►

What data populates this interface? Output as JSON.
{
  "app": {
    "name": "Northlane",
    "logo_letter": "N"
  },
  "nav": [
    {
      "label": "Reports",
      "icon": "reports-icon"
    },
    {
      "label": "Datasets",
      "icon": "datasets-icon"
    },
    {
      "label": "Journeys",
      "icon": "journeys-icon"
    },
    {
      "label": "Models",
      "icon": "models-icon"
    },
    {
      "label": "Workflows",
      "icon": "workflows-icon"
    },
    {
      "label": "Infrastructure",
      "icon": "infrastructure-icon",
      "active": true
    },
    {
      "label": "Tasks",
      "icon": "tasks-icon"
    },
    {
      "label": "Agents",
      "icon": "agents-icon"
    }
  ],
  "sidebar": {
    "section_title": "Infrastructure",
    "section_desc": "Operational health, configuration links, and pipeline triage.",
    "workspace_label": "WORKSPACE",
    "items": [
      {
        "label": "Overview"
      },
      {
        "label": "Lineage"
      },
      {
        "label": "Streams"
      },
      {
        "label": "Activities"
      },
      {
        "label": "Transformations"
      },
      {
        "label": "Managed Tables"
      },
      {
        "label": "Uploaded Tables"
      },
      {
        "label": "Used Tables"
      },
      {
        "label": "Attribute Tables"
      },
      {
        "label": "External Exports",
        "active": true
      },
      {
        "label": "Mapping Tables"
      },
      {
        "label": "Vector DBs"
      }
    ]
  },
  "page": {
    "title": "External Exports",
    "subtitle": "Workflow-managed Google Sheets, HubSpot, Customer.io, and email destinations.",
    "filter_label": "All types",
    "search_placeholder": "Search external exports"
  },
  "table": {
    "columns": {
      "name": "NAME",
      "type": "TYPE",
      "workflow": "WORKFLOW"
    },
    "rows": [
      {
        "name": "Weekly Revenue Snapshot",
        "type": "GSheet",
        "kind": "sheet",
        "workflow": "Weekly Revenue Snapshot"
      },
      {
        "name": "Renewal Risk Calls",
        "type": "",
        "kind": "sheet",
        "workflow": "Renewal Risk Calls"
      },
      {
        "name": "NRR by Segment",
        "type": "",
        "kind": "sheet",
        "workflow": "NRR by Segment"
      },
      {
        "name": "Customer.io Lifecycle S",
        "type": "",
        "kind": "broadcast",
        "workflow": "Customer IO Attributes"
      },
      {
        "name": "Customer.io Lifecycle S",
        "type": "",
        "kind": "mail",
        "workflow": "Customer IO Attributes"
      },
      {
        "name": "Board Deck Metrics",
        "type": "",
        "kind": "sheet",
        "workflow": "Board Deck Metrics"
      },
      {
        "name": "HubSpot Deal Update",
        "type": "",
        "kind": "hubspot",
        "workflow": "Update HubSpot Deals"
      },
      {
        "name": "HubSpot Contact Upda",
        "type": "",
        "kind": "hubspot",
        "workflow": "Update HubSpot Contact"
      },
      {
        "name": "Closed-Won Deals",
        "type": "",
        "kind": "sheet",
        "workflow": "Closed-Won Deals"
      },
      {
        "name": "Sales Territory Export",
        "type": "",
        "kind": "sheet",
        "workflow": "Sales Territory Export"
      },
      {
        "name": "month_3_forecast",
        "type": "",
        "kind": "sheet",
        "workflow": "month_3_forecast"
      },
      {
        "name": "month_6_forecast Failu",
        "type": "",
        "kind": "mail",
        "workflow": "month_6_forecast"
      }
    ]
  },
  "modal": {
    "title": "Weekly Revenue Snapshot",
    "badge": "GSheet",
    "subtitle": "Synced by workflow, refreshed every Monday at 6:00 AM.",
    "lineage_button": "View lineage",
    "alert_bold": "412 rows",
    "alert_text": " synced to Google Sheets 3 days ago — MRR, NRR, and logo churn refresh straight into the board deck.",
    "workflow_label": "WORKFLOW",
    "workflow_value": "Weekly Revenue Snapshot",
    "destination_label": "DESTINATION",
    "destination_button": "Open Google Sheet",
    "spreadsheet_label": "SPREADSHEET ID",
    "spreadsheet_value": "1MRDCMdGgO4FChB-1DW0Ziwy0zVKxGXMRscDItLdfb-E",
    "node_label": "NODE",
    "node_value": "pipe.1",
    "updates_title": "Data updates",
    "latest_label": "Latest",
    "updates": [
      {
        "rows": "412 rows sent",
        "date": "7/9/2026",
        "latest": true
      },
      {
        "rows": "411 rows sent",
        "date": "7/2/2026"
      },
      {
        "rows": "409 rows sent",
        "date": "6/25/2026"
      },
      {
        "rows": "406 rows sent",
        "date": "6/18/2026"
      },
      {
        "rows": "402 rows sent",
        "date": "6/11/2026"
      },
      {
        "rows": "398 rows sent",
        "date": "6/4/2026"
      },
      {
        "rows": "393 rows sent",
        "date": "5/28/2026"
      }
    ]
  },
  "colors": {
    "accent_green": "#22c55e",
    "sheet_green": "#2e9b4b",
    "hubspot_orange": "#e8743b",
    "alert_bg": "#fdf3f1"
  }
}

◄

CHALLENGE: Repeat all of the records above exactly as they appear.

RESULT OF THE EXERCISE:
What data populates this interface? Output as JSON.
{
  "app": {
    "name": "Northlane",
    "logo_letter": "N"
  },
  "nav": [
    {
      "label": "Reports",
      "icon": "reports-icon"
    },
    {
      "label": "Datasets",
      "icon": "datasets-icon"
    },
    {
      "label": "Journeys",
      "icon": "journeys-icon"
    },
    {
      "label": "Models",
      "icon": "models-icon"
    },
    {
      "label": "Workflows",
      "icon": "workflows-icon"
    },
    {
      "label": "Infrastructure",
      "icon": "infrastructure-icon",
      "active": true
    },
    {
      "label": "Tasks",
      "icon": "tasks-icon"
    },
    {
      "label": "Agents",
      "icon": "agents-icon"
    }
  ],
  "sidebar": {
    "section_title": "Infrastructure",
    "section_desc": "Operational health, configuration links, and pipeline triage.",
    "workspace_label": "WORKSPACE",
    "items": [
      {
        "label": "Overview"
      },
      {
        "label": "Lineage"
      },
      {
        "label": "Streams"
      },
      {
        "label": "Activities"
      },
      {
        "label": "Transformations"
      },
      {
        "label": "Managed Tables"
      },
      {
        "label": "Uploaded Tables"
      },
      {
        "label": "Used Tables"
      },
      {
        "label": "Attribute Tables"
      },
      {
        "label": "External Exports",
        "active": true
      },
      {
        "label": "Mapping Tables"
      },
      {
        "label": "Vector DBs"
      }
    ]
  },
  "page": {
    "title": "External Exports",
    "subtitle": "Workflow-managed Google Sheets, HubSpot, Customer.io, and email destinations.",
    "filter_label": "All types",
    "search_placeholder": "Search external exports"
  },
  "table": {
    "columns": {
      "name": "NAME",
      "type": "TYPE",
      "workflow": "WORKFLOW"
    },
    "rows": [
      {
        "name": "Weekly Revenue Snapshot",
        "type": "GSheet",
        "kind": "sheet",
        "workflow": "Weekly Revenue Snapshot"
      },
      {
        "name": "Renewal Risk Calls",
        "type": "",
        "kind": "sheet",
        "workflow": "Renewal Risk Calls"
      },
      {
        "name": "NRR by Segment",
        "type": "",
        "kind": "sheet",
        "workflow": "NRR by Segment"
      },
      {
        "name": "Customer.io Lifecycle S",
        "type": "",
        "kind": "broadcast",
        "workflow": "Customer IO Attributes"
      },
      {
        "name": "Customer.io Lifecycle S",
        "type": "",
        "kind": "mail",
        "workflow": "Customer IO Attributes"
      },
      {
        "name": "Board Deck Metrics",
        "type": "",
        "kind": "sheet",
        "workflow": "Board Deck Metrics"
      },
      {
        "name": "HubSpot Deal Update",
        "type": "",
        "kind": "hubspot",
        "workflow": "Update HubSpot Deals"
      },
      {
        "name": "HubSpot Contact Upda",
        "type": "",
        "kind": "hubspot",
        "workflow": "Update HubSpot Contact"
      },
      {
        "name": "Closed-Won Deals",
        "type": "",
        "kind": "sheet",
        "workflow": "Closed-Won Deals"
      },
      {
        "name": "Sales Territory Export",
        "type": "",
        "kind": "sheet",
        "workflow": "Sales Territory Export"
      },
      {
        "name": "month_3_forecast",
        "type": "",
        "kind": "sheet",
        "workflow": "month_3_forecast"
      },
      {
        "name": "month_6_forecast Failu",
        "type": "",
        "kind": "mail",
        "workflow": "month_6_forecast"
      }
    ]
  },
  "modal": {
    "title": "Weekly Revenue Snapshot",
    "badge": "GSheet",
    "subtitle": "Synced by workflow, refreshed every Monday at 6:00 AM.",
    "lineage_button": "View lineage",
    "alert_bold": "412 rows",
    "alert_text": " synced to Google Sheets 3 days ago — MRR, NRR, and logo churn refresh straight into the board deck.",
    "workflow_label": "WORKFLOW",
    "workflow_value": "Weekly Revenue Snapshot",
    "destination_label": "DESTINATION",
    "destination_button": "Open Google Sheet",
    "spreadsheet_label": "SPREADSHEET ID",
    "spreadsheet_value": "1MRDCMdGgO4FChB-1DW0Ziwy0zVKxGXMRscDItLdfb-E",
    "node_label": "NODE",
    "node_value": "pipe.1",
    "updates_title": "Data updates",
    "latest_label": "Latest",
    "updates": [
      {
        "rows": "412 rows sent",
        "date": "7/9/2026",
        "latest": true
      },
      {
        "rows": "411 rows sent",
        "date": "7/2/2026"
      },
      {
        "rows": "409 rows sent",
        "date": "6/25/2026"
      },
      {
        "rows": "406 rows sent",
        "date": "6/18/2026"
      },
      {
        "rows": "402 rows sent",
        "date": "6/11/2026"
      },
      {
        "rows": "398 rows sent",
        "date": "6/4/2026"
      },
      {
        "rows": "393 rows sent",
        "date": "5/28/2026"
      }
    ]
  },
  "colors": {
    "accent_green": "#22c55e",
    "sheet_green": "#2e9b4b",
    "hubspot_orange": "#e8743b",
    "alert_bg": "#fdf3f1"
  }
}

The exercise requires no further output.